START

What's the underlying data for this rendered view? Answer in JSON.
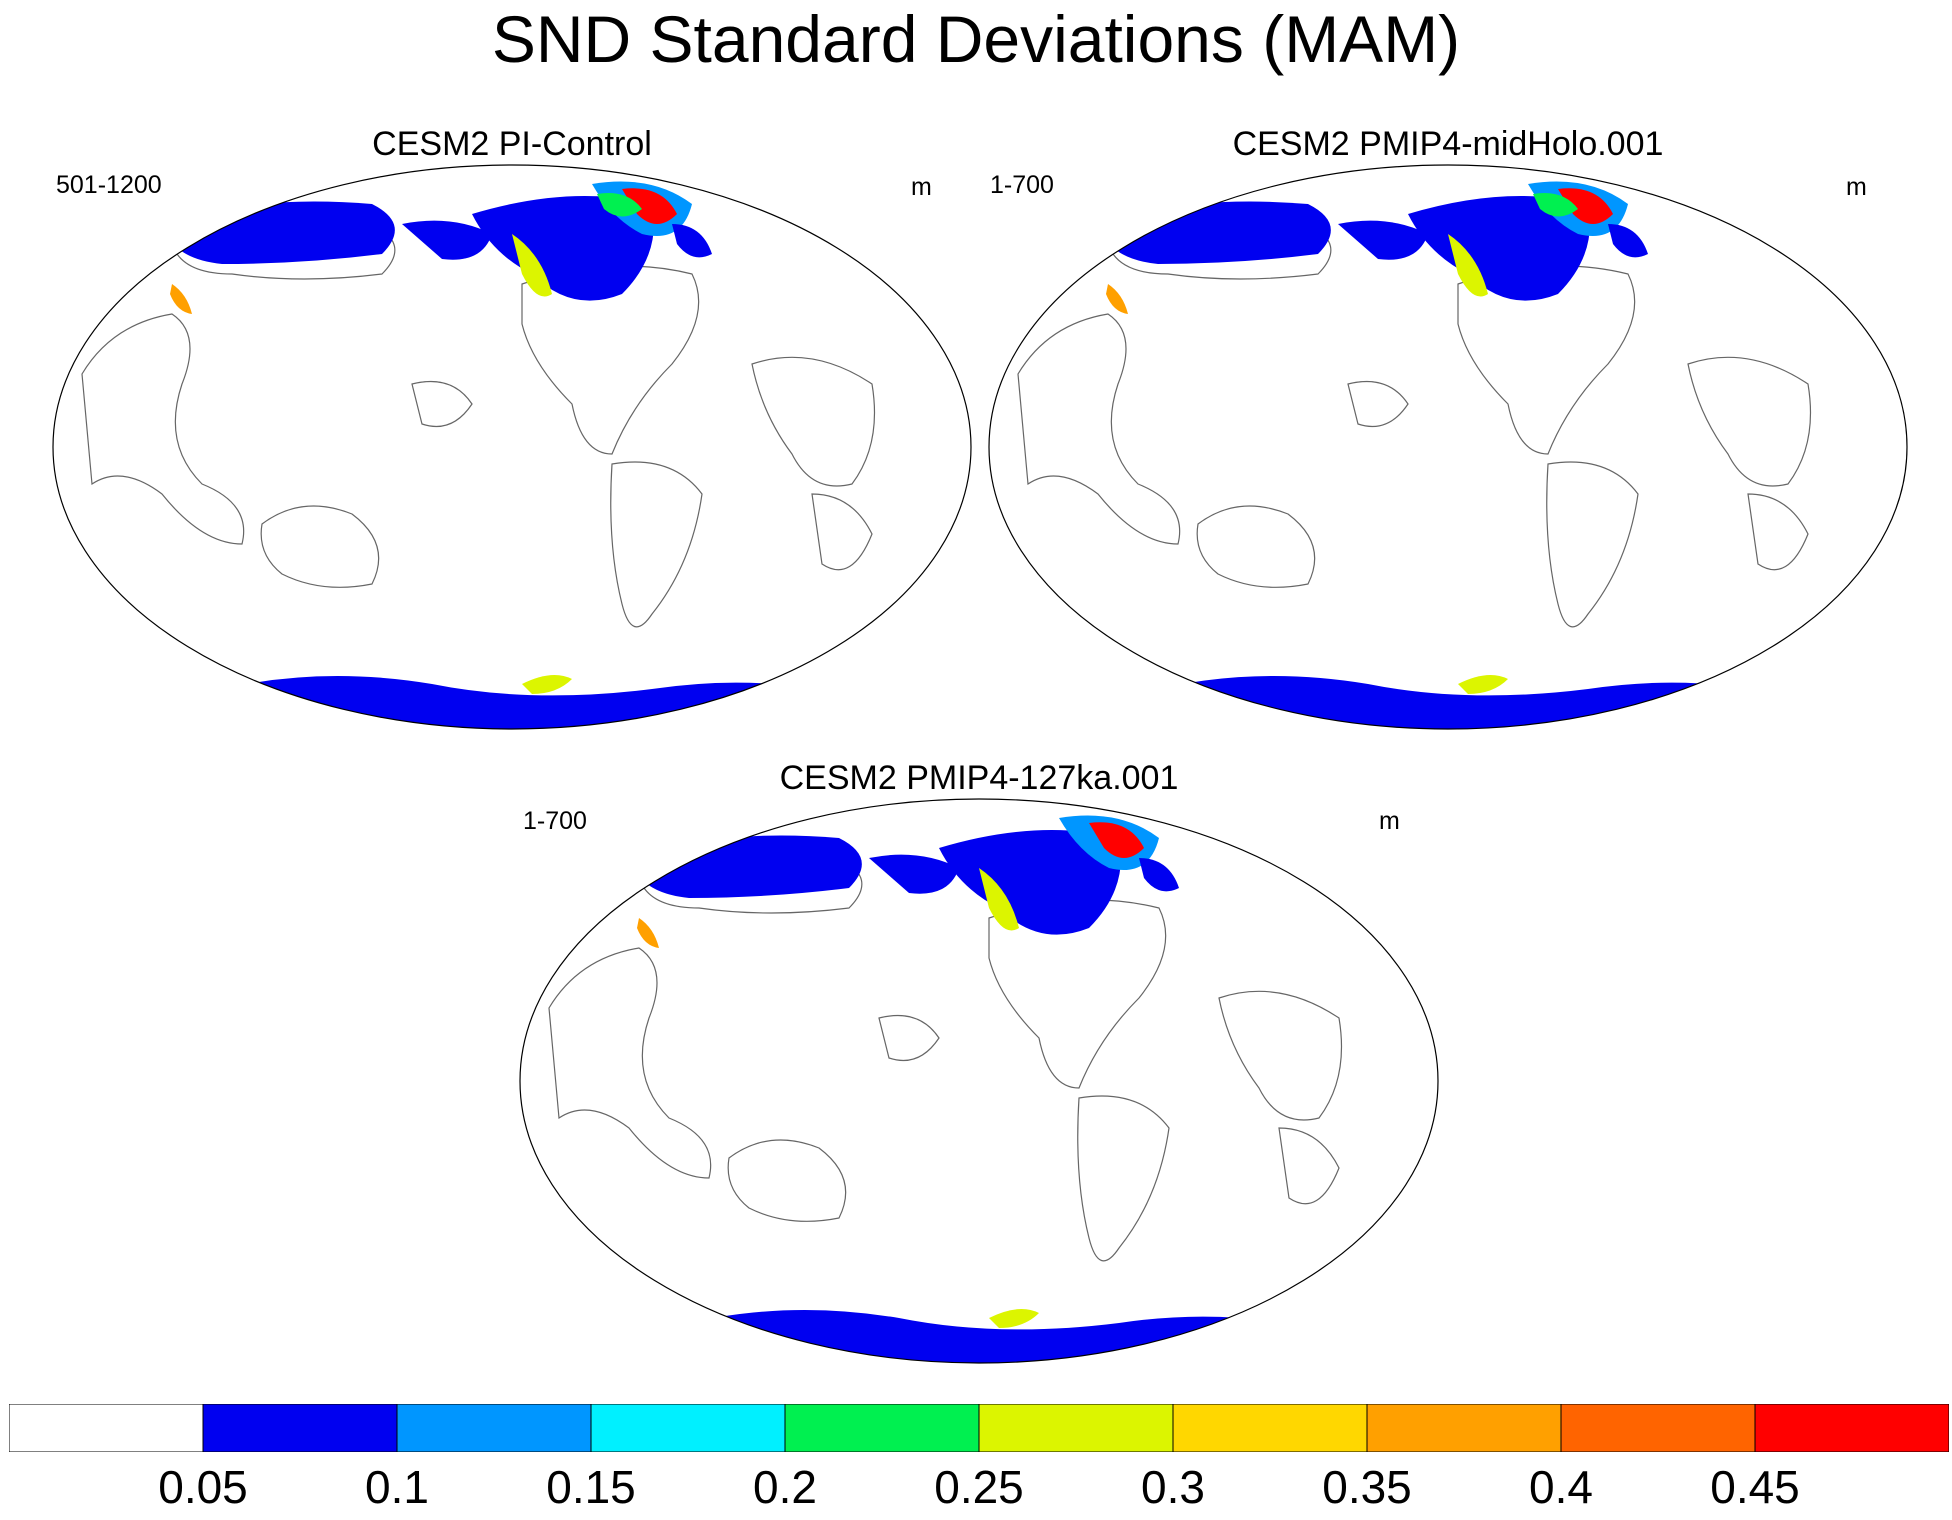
{
  "title": "SND Standard Deviations (MAM)",
  "panels": [
    {
      "title": "CESM2 PI-Control",
      "left_label": "501-1200",
      "right_label": "m"
    },
    {
      "title": "CESM2 PMIP4-midHolo.001",
      "left_label": "1-700",
      "right_label": "m"
    },
    {
      "title": "CESM2 PMIP4-127ka.001",
      "left_label": "1-700",
      "right_label": "m"
    }
  ],
  "colorbar": {
    "levels": [
      "0.05",
      "0.1",
      "0.15",
      "0.2",
      "0.25",
      "0.3",
      "0.35",
      "0.4",
      "0.45"
    ],
    "colors": [
      "#ffffff",
      "#0000f0",
      "#0096ff",
      "#00f0ff",
      "#00f050",
      "#dcf500",
      "#ffd700",
      "#ffa000",
      "#ff6400",
      "#ff0000"
    ]
  },
  "map_colors": {
    "low": "#0000f0",
    "mid": "#0096ff",
    "cyan": "#00f0ff",
    "green": "#00f050",
    "yellow": "#dcf500",
    "orange": "#ffa000",
    "red": "#ff0000",
    "coast": "#666666"
  }
}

END

▸ **Work to do**
Output the lines above in full and exactly as given, omitting any pictures.

▸ **In response**
What's the underlying data for this rendered view? Answer in JSON.
{
  "title": "SND Standard Deviations (MAM)",
  "panels": [
    {
      "title": "CESM2 PI-Control",
      "left_label": "501-1200",
      "right_label": "m"
    },
    {
      "title": "CESM2 PMIP4-midHolo.001",
      "left_label": "1-700",
      "right_label": "m"
    },
    {
      "title": "CESM2 PMIP4-127ka.001",
      "left_label": "1-700",
      "right_label": "m"
    }
  ],
  "colorbar": {
    "levels": [
      "0.05",
      "0.1",
      "0.15",
      "0.2",
      "0.25",
      "0.3",
      "0.35",
      "0.4",
      "0.45"
    ],
    "colors": [
      "#ffffff",
      "#0000f0",
      "#0096ff",
      "#00f0ff",
      "#00f050",
      "#dcf500",
      "#ffd700",
      "#ffa000",
      "#ff6400",
      "#ff0000"
    ]
  },
  "map_colors": {
    "low": "#0000f0",
    "mid": "#0096ff",
    "cyan": "#00f0ff",
    "green": "#00f050",
    "yellow": "#dcf500",
    "orange": "#ffa000",
    "red": "#ff0000",
    "coast": "#666666"
  }
}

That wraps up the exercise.